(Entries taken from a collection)
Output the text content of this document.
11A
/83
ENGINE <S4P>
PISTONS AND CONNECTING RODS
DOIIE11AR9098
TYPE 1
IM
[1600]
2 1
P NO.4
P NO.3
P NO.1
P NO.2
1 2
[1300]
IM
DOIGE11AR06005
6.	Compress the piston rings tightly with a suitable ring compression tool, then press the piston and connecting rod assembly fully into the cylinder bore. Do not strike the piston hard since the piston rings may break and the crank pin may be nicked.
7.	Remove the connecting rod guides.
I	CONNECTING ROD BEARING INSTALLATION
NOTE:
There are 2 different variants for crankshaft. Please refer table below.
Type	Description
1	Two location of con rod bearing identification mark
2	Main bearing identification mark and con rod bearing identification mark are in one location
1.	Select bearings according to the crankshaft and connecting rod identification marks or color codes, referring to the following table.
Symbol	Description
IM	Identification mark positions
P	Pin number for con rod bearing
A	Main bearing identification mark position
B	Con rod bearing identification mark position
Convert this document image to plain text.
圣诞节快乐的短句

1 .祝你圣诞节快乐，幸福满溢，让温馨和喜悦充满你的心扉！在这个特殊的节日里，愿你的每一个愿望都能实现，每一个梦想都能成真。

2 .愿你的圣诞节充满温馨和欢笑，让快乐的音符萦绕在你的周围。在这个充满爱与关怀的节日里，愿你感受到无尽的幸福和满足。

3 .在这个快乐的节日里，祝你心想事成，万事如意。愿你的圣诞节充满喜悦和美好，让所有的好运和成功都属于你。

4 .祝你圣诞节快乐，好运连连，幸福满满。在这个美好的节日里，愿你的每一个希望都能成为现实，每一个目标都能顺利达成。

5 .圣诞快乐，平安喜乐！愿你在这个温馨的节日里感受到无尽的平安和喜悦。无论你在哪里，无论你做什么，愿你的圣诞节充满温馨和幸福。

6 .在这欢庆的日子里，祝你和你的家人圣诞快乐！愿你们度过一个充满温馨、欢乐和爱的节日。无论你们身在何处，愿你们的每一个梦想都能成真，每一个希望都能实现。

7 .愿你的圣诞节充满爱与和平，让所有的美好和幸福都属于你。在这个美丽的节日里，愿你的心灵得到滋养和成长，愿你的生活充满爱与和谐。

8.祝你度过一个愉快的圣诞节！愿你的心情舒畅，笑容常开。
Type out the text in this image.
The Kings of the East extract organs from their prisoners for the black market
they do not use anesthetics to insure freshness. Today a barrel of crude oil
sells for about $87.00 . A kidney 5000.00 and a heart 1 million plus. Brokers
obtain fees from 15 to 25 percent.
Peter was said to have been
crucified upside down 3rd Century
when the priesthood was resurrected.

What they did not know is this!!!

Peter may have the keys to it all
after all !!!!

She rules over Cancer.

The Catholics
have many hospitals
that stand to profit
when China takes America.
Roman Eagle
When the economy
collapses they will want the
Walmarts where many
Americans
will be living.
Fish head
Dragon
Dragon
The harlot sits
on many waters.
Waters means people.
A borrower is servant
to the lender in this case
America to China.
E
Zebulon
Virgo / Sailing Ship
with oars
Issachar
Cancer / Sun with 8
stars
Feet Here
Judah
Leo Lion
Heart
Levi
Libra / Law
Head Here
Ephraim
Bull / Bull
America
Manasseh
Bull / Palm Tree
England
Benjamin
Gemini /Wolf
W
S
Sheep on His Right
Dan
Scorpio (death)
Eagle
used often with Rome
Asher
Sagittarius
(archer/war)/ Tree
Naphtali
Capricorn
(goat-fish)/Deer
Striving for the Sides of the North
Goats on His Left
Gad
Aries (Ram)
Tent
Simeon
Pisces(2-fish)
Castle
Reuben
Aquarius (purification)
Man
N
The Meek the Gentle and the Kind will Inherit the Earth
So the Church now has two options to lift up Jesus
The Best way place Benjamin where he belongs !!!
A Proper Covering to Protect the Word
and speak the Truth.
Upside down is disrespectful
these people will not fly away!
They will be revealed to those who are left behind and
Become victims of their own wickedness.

(Problem details):
Scan the material above. Copy each line that holds the word "祝你圣诞节快乐".

(Completed exercise):
1 .祝你圣诞节快乐，幸福满溢，让温馨和喜悦充满你的心扉！在这个特殊的节日里，愿你的每一个愿望都能实现，每一个梦想都能成真。
4 .祝你圣诞节快乐，好运连连，幸福满满。在这个美好的节日里，愿你的每一个希望都能成为现实，每一个目标都能顺利达成。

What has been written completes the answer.